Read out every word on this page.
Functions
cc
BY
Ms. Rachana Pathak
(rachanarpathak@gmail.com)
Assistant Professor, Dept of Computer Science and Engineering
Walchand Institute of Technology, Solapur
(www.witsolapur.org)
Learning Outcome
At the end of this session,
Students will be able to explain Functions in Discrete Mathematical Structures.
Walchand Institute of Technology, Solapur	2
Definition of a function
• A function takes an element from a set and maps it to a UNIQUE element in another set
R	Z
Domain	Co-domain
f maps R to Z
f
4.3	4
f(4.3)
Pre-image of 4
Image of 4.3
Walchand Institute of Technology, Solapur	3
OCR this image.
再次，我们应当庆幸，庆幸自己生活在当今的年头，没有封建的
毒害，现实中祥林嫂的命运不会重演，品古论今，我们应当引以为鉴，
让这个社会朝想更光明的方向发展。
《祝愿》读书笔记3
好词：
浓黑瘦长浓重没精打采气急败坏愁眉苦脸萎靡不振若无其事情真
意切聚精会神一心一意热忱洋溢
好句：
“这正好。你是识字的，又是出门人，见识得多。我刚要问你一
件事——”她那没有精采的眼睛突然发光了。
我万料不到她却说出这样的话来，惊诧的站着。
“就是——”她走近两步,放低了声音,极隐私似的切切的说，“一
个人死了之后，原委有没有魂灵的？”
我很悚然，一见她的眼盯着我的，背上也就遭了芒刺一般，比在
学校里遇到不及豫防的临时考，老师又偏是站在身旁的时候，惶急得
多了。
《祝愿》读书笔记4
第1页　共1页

### Exercise description
Show the lines of the material that contain the word "Functions".

### The reply
Functions
Students will be able to explain Functions in Discrete Mathematical Structures.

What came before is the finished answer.